__Set problem__:
Every record here needs to be written out again exactly.
++++++
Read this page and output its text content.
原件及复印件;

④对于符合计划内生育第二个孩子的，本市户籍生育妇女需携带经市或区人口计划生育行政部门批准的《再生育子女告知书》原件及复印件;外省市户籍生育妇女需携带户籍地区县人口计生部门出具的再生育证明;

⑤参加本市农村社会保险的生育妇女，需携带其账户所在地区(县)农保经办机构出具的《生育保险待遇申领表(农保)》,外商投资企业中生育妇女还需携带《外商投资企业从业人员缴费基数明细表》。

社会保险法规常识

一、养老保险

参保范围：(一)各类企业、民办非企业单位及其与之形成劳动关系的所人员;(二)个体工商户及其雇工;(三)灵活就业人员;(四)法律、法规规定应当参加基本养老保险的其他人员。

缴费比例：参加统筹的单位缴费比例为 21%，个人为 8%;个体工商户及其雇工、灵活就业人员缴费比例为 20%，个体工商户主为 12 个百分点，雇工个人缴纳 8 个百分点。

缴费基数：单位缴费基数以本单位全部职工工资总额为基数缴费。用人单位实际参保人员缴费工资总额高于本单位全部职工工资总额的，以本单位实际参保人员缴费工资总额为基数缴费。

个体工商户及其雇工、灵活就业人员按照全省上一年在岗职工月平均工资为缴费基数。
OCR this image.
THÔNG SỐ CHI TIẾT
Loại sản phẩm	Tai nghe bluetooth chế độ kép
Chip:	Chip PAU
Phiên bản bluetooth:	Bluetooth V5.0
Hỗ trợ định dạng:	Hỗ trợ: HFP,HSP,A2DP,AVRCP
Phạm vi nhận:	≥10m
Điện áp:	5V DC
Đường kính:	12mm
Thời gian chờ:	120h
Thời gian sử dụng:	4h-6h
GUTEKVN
++++++
__Reply to the exercise__:
Read this page and output its text content.
原件及复印件;

④对于符合计划内生育第二个孩子的，本市户籍生育妇女需携带经市或区人口计划生育行政部门批准的《再生育子女告知书》原件及复印件;外省市户籍生育妇女需携带户籍地区县人口计生部门出具的再生育证明;

⑤参加本市农村社会保险的生育妇女，需携带其账户所在地区(县)农保经办机构出具的《生育保险待遇申领表(农保)》,外商投资企业中生育妇女还需携带《外商投资企业从业人员缴费基数明细表》。

社会保险法规常识

一、养老保险

参保范围：(一)各类企业、民办非企业单位及其与之形成劳动关系的所人员;(二)个体工商户及其雇工;(三)灵活就业人员;(四)法律、法规规定应当参加基本养老保险的其他人员。

缴费比例：参加统筹的单位缴费比例为 21%，个人为 8%;个体工商户及其雇工、灵活就业人员缴费比例为 20%，个体工商户主为 12 个百分点，雇工个人缴纳 8 个百分点。

缴费基数：单位缴费基数以本单位全部职工工资总额为基数缴费。用人单位实际参保人员缴费工资总额高于本单位全部职工工资总额的，以本单位实际参保人员缴费工资总额为基数缴费。

个体工商户及其雇工、灵活就业人员按照全省上一年在岗职工月平均工资为缴费基数。
OCR this image.
THÔNG SỐ CHI TIẾT
Loại sản phẩm	Tai nghe bluetooth chế độ kép
Chip:	Chip PAU
Phiên bản bluetooth:	Bluetooth V5.0
Hỗ trợ định dạng:	Hỗ trợ: HFP,HSP,A2DP,AVRCP
Phạm vi nhận:	≥10m
Điện áp:	5V DC
Đường kính:	12mm
Thời gian chờ:	120h
Thời gian sử dụng:	4h-6h
GUTEKVN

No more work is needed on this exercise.